=== TASK REQUIREMENTS ===
Locate the string "Subscription" in the listing below. Copy every line where it is found.

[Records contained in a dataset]
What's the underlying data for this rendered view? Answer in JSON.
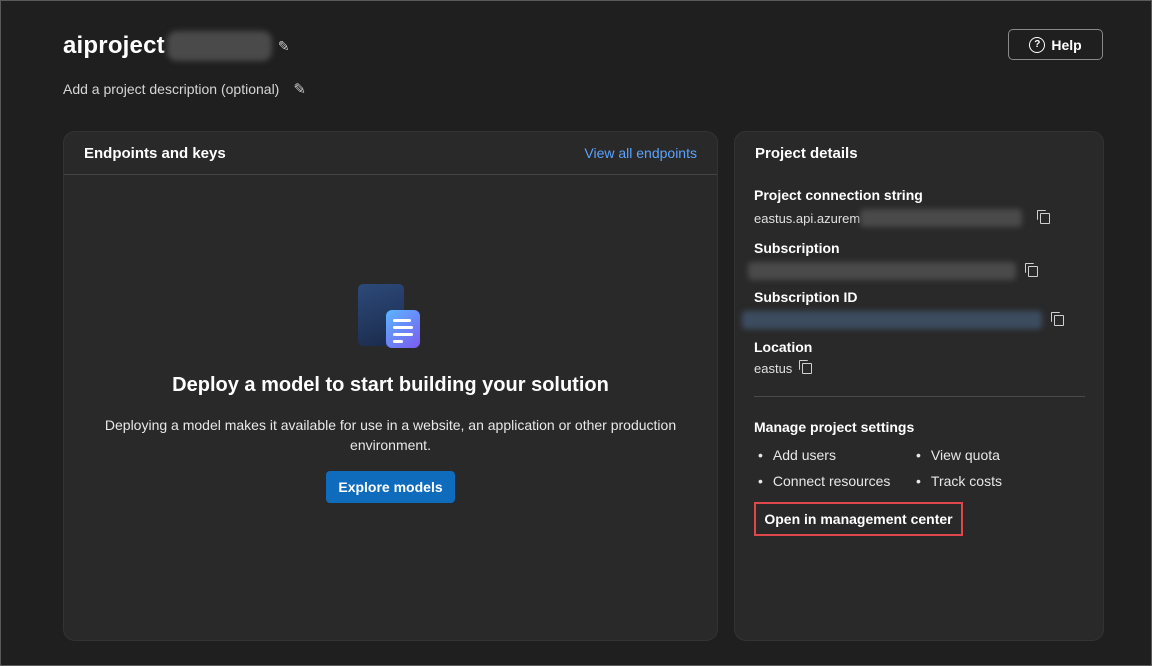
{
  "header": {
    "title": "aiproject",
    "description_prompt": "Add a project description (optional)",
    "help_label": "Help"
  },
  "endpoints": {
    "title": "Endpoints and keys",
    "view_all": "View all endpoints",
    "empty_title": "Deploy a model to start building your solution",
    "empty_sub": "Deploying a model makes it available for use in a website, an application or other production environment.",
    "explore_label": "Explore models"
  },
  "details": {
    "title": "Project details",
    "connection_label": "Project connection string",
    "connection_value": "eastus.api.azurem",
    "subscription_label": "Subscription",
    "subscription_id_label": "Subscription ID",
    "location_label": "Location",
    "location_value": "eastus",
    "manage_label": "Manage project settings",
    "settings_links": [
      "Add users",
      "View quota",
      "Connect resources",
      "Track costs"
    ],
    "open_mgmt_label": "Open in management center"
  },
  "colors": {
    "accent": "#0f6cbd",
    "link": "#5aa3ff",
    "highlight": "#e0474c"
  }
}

=== WRITTEN RESPONSE ===
    "subscription_label": "Subscription",
    "subscription_id_label": "Subscription ID",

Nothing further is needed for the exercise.